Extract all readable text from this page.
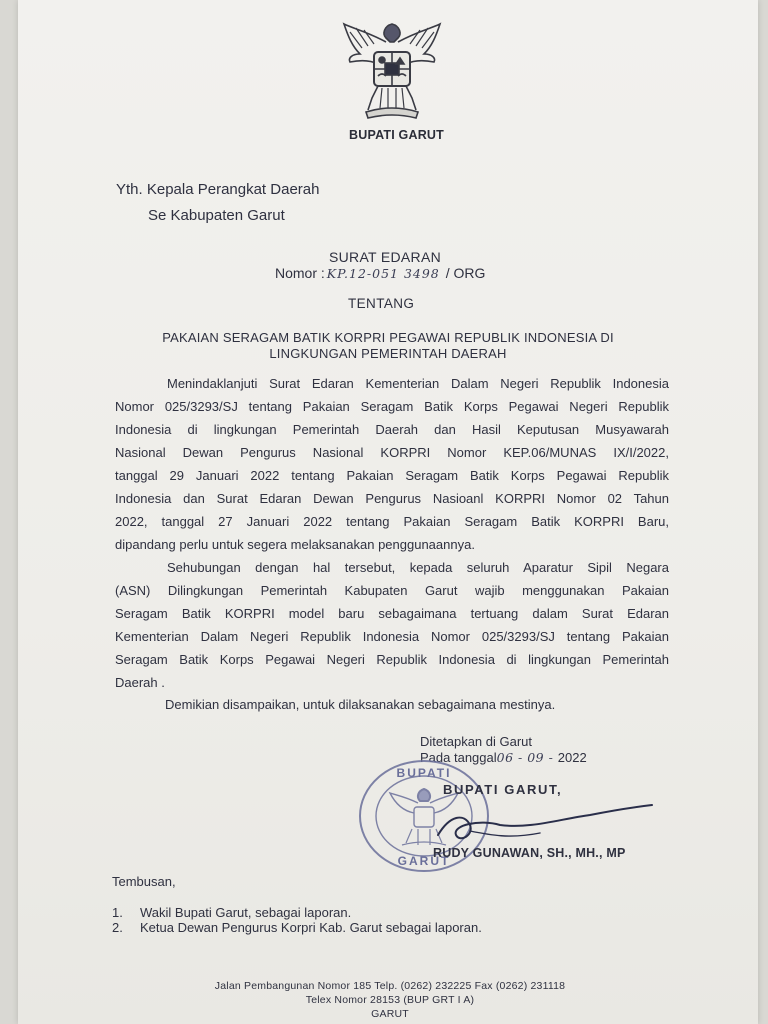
BUPATI GARUT
Yth. Kepala Perangkat Daerah
Se Kabupaten Garut
SURAT EDARAN
Nomor : KP.12-051 3498 / ORG
TENTANG
PAKAIAN SERAGAM BATIK KORPRI PEGAWAI REPUBLIK INDONESIA DI
LINGKUNGAN PEMERINTAH DAERAH
Menindaklanjuti Surat Edaran Kementerian Dalam Negeri Republik Indonesia
Nomor 025/3293/SJ tentang Pakaian Seragam Batik Korps Pegawai Negeri Republik
Indonesia di lingkungan Pemerintah Daerah dan Hasil Keputusan Musyawarah
Nasional Dewan Pengurus Nasional KORPRI Nomor KEP.06/MUNAS IX/I/2022,
tanggal 29 Januari 2022 tentang Pakaian Seragam Batik Korps Pegawai Republik
Indonesia dan Surat Edaran Dewan Pengurus Nasioanl KORPRI Nomor 02 Tahun
2022, tanggal 27 Januari 2022 tentang Pakaian Seragam Batik KORPRI Baru,
dipandang perlu untuk segera melaksanakan penggunaannya.
Sehubungan dengan hal tersebut, kepada seluruh Aparatur Sipil Negara
(ASN) Dilingkungan Pemerintah Kabupaten Garut wajib menggunakan Pakaian
Seragam Batik KORPRI model baru sebagaimana tertuang dalam Surat Edaran
Kementerian Dalam Negeri Republik Indonesia Nomor 025/3293/SJ tentang Pakaian
Seragam Batik Korps Pegawai Negeri Republik Indonesia di lingkungan Pemerintah
Daerah .
Demikian disampaikan, untuk dilaksanakan sebagaimana mestinya.
Ditetapkan di Garut
Pada tanggal06 - 09 - 2022
BUPATI
GARUT
BUPATI GARUT,
RUDY GUNAWAN, SH., MH., MP
Tembusan,
1. Wakil Bupati Garut, sebagai laporan.
2. Ketua Dewan Pengurus Korpri Kab. Garut sebagai laporan.
Jalan Pembangunan Nomor 185 Telp. (0262) 232225 Fax (0262) 231118
Telex Nomor 28153 (BUP GRT I A)
GARUT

* * * *

JOB: Without including any picture, retype the entries exactly.

COMPLETED TASK:
Extract all readable text from this page.
BUPATI GARUT
Yth. Kepala Perangkat Daerah
Se Kabupaten Garut
SURAT EDARAN
Nomor : KP.12-051 3498 / ORG
TENTANG
PAKAIAN SERAGAM BATIK KORPRI PEGAWAI REPUBLIK INDONESIA DI
LINGKUNGAN PEMERINTAH DAERAH
Menindaklanjuti Surat Edaran Kementerian Dalam Negeri Republik Indonesia
Nomor 025/3293/SJ tentang Pakaian Seragam Batik Korps Pegawai Negeri Republik
Indonesia di lingkungan Pemerintah Daerah dan Hasil Keputusan Musyawarah
Nasional Dewan Pengurus Nasional KORPRI Nomor KEP.06/MUNAS IX/I/2022,
tanggal 29 Januari 2022 tentang Pakaian Seragam Batik Korps Pegawai Republik
Indonesia dan Surat Edaran Dewan Pengurus Nasioanl KORPRI Nomor 02 Tahun
2022, tanggal 27 Januari 2022 tentang Pakaian Seragam Batik KORPRI Baru,
dipandang perlu untuk segera melaksanakan penggunaannya.
Sehubungan dengan hal tersebut, kepada seluruh Aparatur Sipil Negara
(ASN) Dilingkungan Pemerintah Kabupaten Garut wajib menggunakan Pakaian
Seragam Batik KORPRI model baru sebagaimana tertuang dalam Surat Edaran
Kementerian Dalam Negeri Republik Indonesia Nomor 025/3293/SJ tentang Pakaian
Seragam Batik Korps Pegawai Negeri Republik Indonesia di lingkungan Pemerintah
Daerah .
Demikian disampaikan, untuk dilaksanakan sebagaimana mestinya.
Ditetapkan di Garut
Pada tanggal06 - 09 - 2022
BUPATI
GARUT
BUPATI GARUT,
RUDY GUNAWAN, SH., MH., MP
Tembusan,
1. Wakil Bupati Garut, sebagai laporan.
2. Ketua Dewan Pengurus Korpri Kab. Garut sebagai laporan.
Jalan Pembangunan Nomor 185 Telp. (0262) 232225 Fax (0262) 231118
Telex Nomor 28153 (BUP GRT I A)
GARUT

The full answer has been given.